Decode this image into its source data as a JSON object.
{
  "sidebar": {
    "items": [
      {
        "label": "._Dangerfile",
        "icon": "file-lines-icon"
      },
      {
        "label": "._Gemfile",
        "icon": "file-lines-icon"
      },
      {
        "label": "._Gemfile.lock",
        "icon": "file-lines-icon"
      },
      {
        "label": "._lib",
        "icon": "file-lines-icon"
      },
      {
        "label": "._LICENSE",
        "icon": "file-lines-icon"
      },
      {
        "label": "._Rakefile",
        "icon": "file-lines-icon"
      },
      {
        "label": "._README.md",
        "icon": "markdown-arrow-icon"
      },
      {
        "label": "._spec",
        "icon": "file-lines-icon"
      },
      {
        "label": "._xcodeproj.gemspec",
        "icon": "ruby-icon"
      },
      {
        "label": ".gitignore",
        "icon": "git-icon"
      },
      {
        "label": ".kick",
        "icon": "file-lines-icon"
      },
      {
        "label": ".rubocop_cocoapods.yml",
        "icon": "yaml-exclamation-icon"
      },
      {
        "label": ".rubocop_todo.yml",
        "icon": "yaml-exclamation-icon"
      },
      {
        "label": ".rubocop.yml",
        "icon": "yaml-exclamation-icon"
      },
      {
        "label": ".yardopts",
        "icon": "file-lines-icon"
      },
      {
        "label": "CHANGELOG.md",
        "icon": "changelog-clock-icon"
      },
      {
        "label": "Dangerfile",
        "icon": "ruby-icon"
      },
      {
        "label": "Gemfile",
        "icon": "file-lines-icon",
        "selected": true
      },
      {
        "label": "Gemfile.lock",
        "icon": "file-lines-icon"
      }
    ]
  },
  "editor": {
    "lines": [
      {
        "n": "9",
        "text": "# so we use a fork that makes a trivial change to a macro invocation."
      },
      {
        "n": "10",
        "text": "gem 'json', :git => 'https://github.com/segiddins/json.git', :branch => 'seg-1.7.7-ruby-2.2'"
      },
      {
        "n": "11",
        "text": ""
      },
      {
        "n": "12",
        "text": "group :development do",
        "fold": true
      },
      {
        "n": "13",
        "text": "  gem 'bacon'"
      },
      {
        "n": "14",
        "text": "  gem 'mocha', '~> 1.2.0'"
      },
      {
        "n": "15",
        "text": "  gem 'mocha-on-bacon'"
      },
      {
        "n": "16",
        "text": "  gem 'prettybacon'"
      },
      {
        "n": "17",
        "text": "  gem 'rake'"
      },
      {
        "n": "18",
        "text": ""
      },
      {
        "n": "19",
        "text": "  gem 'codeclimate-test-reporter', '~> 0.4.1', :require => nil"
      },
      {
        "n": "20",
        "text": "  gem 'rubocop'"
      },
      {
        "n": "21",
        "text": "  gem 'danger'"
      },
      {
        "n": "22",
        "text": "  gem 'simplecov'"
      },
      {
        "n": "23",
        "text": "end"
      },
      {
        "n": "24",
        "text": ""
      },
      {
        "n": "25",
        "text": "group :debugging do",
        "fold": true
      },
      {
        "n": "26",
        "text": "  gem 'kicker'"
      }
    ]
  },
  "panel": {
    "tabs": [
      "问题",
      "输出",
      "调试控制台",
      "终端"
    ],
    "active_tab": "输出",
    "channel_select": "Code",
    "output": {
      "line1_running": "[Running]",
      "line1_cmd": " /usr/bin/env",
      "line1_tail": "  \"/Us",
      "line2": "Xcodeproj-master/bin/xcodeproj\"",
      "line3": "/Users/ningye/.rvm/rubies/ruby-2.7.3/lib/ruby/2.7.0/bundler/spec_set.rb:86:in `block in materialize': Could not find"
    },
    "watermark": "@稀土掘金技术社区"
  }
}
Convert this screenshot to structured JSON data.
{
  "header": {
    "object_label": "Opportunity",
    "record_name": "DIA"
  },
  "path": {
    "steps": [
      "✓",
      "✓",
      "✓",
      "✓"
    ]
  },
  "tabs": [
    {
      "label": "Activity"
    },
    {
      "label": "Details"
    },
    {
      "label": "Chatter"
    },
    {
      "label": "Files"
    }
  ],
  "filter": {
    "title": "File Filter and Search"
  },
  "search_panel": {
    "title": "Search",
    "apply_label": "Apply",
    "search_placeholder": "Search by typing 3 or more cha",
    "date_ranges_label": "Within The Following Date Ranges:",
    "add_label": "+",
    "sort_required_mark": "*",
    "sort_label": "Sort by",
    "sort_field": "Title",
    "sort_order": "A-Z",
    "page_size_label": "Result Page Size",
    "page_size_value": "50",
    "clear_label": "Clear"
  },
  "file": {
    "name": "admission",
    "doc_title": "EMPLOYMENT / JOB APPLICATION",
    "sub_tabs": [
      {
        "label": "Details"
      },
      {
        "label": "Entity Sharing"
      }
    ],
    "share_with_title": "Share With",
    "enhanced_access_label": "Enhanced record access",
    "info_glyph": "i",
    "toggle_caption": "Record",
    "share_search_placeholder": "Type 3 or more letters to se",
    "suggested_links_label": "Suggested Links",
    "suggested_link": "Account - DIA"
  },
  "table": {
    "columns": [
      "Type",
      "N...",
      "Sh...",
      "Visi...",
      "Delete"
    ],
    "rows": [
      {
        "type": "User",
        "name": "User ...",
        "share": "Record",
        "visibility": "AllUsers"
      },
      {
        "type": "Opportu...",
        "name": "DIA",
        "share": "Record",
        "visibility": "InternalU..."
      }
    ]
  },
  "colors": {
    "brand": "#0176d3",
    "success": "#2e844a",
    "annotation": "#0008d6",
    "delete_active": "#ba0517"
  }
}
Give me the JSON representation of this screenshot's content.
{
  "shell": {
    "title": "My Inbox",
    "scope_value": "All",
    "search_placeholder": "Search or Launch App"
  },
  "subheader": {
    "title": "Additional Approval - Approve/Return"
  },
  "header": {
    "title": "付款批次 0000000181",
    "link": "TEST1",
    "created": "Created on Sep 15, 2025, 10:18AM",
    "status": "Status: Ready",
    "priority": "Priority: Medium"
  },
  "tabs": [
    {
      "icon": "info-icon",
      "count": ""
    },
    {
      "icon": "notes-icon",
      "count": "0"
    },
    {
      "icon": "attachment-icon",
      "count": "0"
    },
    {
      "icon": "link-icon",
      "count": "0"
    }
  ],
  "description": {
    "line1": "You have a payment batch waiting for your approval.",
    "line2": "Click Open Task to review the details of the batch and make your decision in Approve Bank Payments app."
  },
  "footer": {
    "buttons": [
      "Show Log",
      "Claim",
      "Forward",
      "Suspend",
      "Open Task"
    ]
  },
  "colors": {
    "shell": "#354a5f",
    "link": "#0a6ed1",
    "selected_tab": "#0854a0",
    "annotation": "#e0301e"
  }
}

EXERCISE
In the records above, how many lines include "mocha"? Give that number and nothing more.

ANSWER
2